• **WRITTEN EXERCISE**:
Set down each line of the data below exactly as it stands, dropping the pictures.

• **DATA FOR THIS EXERCISE**:
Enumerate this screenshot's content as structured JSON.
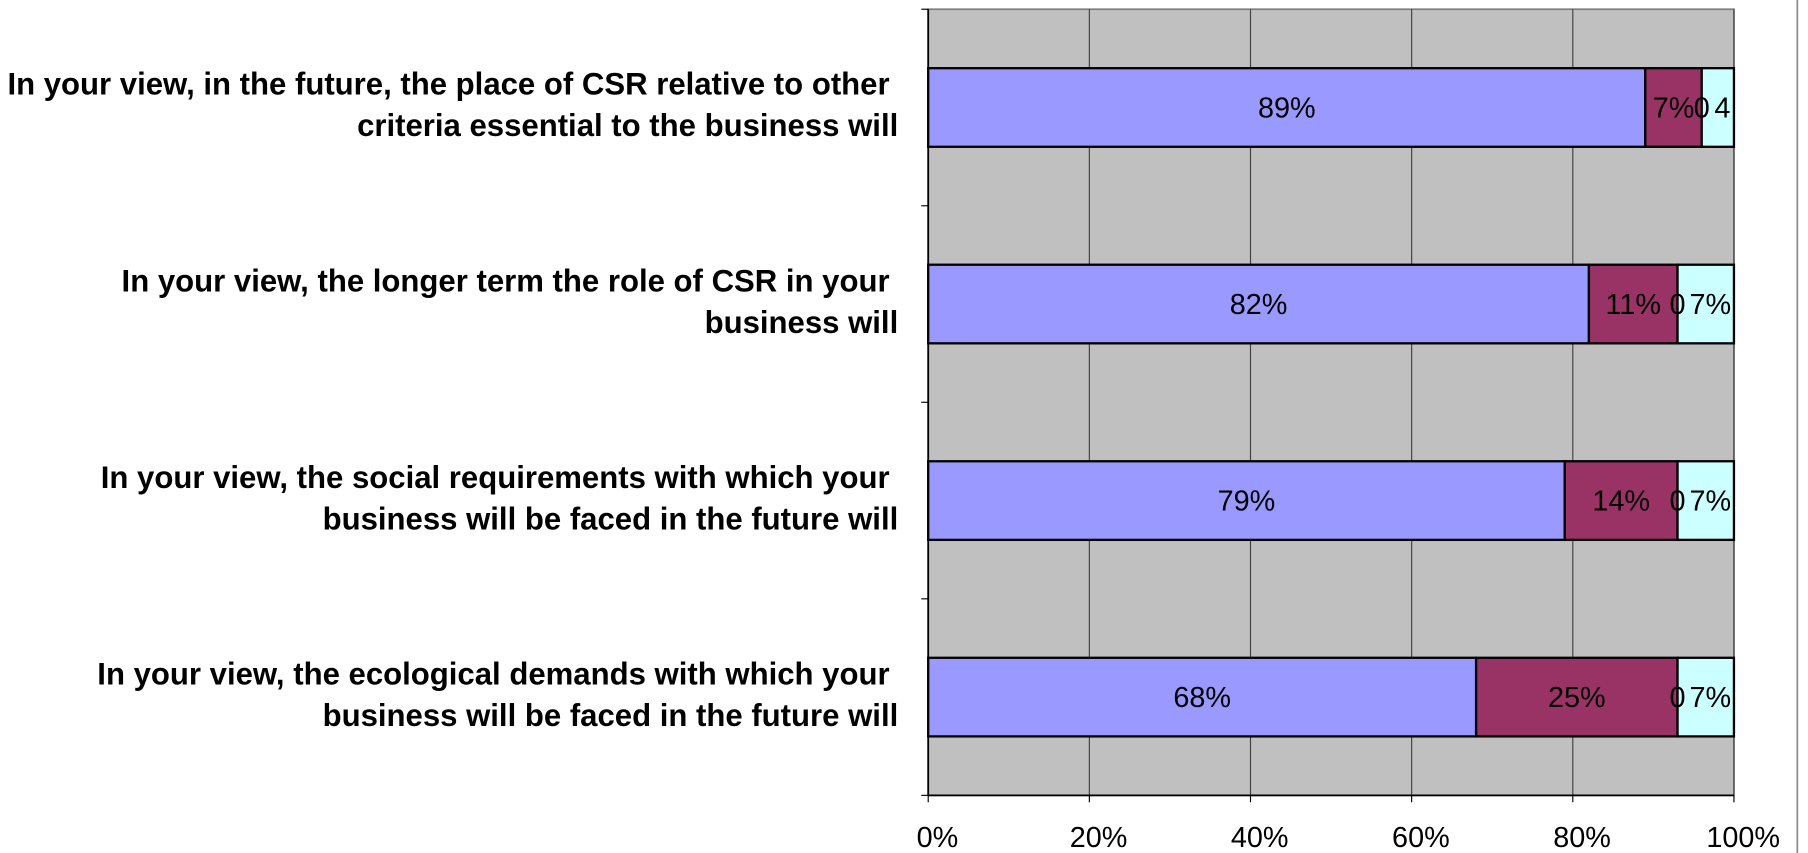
{
  "chart_data": {
    "type": "stacked-bar-horizontal",
    "categories": [
      "In your view, in the future, the place of CSR relative to other criteria essential to the business will",
      "In your view, the longer term the role of CSR in your business will",
      "In your view, the social requirements with which your business will be faced in the future will",
      "In your view, the ecological demands with which your business will be faced in the future will"
    ],
    "series": [
      {
        "color": "#9999ff",
        "values": [
          89,
          82,
          79,
          68
        ],
        "value_labels": [
          "89%",
          "82%",
          "79%",
          "68%"
        ]
      },
      {
        "color": "#993366",
        "values": [
          7,
          11,
          14,
          25
        ],
        "value_labels": [
          "7%",
          "11%",
          "14%",
          "25%"
        ]
      },
      {
        "color": "#ffffcc",
        "values": [
          0,
          0,
          0,
          0
        ],
        "value_labels": [
          "0",
          "0",
          "0",
          "0"
        ]
      },
      {
        "color": "#ccffff",
        "values": [
          4,
          7,
          7,
          7
        ],
        "value_labels": [
          "4",
          "7%",
          "7%",
          "7%"
        ]
      }
    ],
    "xlim": [
      0,
      100
    ],
    "xticks": [
      {
        "value": 0,
        "label": "0%"
      },
      {
        "value": 20,
        "label": "20%"
      },
      {
        "value": 40,
        "label": "40%"
      },
      {
        "value": 60,
        "label": "60%"
      },
      {
        "value": 80,
        "label": "80%"
      },
      {
        "value": 100,
        "label": "100%"
      }
    ],
    "grid": true,
    "plot_background": "#c0c0c0"
  }
}
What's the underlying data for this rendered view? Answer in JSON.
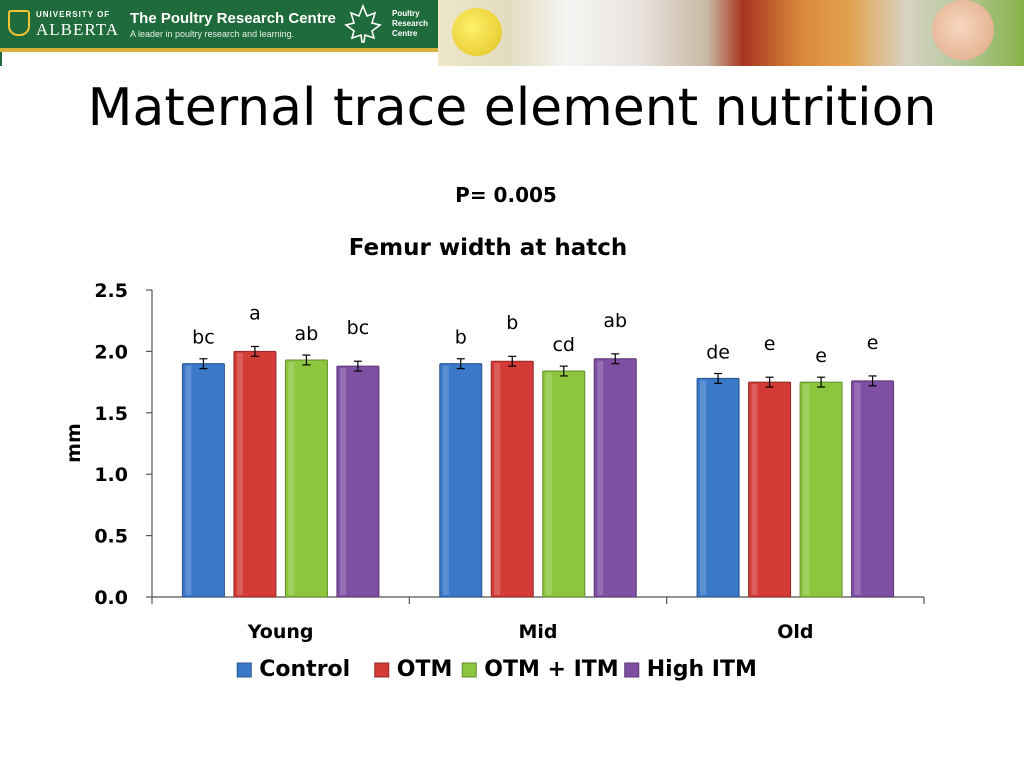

• **SOLUTION BELOW**:
Enumerate this screenshot's content as structured JSON.
{
  "chart_data": {
    "type": "stacked-bar-horizontal",
    "categories": [
      "In your view, in the future, the place of CSR relative to other criteria essential to the business will",
      "In your view, the longer term the role of CSR in your business will",
      "In your view, the social requirements with which your business will be faced in the future will",
      "In your view, the ecological demands with which your business will be faced in the future will"
    ],
    "series": [
      {
        "color": "#9999ff",
        "values": [
          89,
          82,
          79,
          68
        ],
        "value_labels": [
          "89%",
          "82%",
          "79%",
          "68%"
        ]
      },
      {
        "color": "#993366",
        "values": [
          7,
          11,
          14,
          25
        ],
        "value_labels": [
          "7%",
          "11%",
          "14%",
          "25%"
        ]
      },
      {
        "color": "#ffffcc",
        "values": [
          0,
          0,
          0,
          0
        ],
        "value_labels": [
          "0",
          "0",
          "0",
          "0"
        ]
      },
      {
        "color": "#ccffff",
        "values": [
          4,
          7,
          7,
          7
        ],
        "value_labels": [
          "4",
          "7%",
          "7%",
          "7%"
        ]
      }
    ],
    "xlim": [
      0,
      100
    ],
    "xticks": [
      {
        "value": 0,
        "label": "0%"
      },
      {
        "value": 20,
        "label": "20%"
      },
      {
        "value": 40,
        "label": "40%"
      },
      {
        "value": 60,
        "label": "60%"
      },
      {
        "value": 80,
        "label": "80%"
      },
      {
        "value": 100,
        "label": "100%"
      }
    ],
    "grid": true,
    "plot_background": "#c0c0c0"
  }
}
What's the underlying data for this rendered view? Answer in JSON.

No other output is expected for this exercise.